→ **REQUISITOS DEL PROBLEMA**
En el texto sobre la prevención de pandemias, ¿qué eslabón, según la Organización Colegial Veterinaria Española, ha fallado durante esta pandemia?

→ **TEXTO PARA ANÁLISIS**
______________________________
Gracias a este toque de atención, muchos Gobiernos e instituciones han empezado a transformar sus ideas sobre el mundo, construyendo un camino en el que la sostenibilidad y la colaboración sean los intangibles que sustituyan al antiguo modelo de producción que nos ha arrastrado a esta situación.

Los beneficios de Una Sola Salud | Foto: Animal Health Europe

Uno de los cambios más notables que se han presenciado con respecto a la prevención de futuras pandemias es comenzar una apuesta por la previsión, algo que según la Organización Colegial Veterinaria Española (OCV) es el eslabón que ha fallado durante esta pandemia.

“Ha fallado todo. Desde el punto de vista del punto de vista de la prevención no ha funcionado nada durante los primeros estadios de la pandemia, que es cuando hay que tomar medidas”, declara la OCV.

Según detallan, esta prevención debe comenzar, por un lado, desde el punto de vista de la conservación del medio para evitar seguir simplificando los ecosistemas y, por el otro, de la mano de los veterinarios al ser ellos los únicos profesionales capaces para detener a los patógenos desde la primera línea de batalla.
______________________________
→ **Registros almacenados**
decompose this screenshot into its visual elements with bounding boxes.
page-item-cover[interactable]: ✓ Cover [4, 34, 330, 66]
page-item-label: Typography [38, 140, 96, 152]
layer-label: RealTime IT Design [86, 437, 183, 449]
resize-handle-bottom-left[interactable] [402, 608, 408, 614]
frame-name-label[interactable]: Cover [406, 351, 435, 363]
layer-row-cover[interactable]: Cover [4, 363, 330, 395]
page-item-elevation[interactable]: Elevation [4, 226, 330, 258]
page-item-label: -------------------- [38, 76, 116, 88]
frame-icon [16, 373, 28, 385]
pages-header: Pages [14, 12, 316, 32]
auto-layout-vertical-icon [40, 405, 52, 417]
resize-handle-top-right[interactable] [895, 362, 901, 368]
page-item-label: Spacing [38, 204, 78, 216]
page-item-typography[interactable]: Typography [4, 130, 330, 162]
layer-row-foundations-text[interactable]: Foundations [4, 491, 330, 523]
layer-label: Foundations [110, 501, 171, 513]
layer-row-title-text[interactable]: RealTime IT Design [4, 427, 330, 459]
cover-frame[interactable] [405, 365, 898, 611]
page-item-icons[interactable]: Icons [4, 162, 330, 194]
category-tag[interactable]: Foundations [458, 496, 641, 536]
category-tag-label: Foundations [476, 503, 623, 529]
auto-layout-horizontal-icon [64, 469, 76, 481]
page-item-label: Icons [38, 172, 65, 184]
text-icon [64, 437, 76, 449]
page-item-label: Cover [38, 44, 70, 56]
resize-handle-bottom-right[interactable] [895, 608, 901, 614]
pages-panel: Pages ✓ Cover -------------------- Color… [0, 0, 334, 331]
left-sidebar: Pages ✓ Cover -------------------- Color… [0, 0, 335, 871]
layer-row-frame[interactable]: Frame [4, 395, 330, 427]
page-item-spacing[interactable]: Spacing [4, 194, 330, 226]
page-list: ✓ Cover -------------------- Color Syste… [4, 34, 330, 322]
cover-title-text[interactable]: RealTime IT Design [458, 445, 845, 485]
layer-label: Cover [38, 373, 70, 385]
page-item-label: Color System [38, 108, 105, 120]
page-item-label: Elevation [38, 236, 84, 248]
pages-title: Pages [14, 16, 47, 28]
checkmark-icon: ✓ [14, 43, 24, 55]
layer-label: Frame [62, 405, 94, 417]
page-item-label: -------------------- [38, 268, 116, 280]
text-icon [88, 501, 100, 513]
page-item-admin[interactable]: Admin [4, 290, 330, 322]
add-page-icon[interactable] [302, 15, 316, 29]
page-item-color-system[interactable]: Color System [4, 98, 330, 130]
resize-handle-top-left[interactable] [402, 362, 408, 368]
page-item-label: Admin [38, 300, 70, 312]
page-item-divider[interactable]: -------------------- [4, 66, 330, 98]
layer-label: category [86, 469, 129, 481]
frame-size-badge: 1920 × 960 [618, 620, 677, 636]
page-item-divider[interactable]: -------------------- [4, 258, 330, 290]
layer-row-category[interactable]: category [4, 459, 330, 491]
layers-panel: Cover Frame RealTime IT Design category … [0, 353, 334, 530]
______________________________
→ **ÁREA DE RESPUESTA**
La previsión.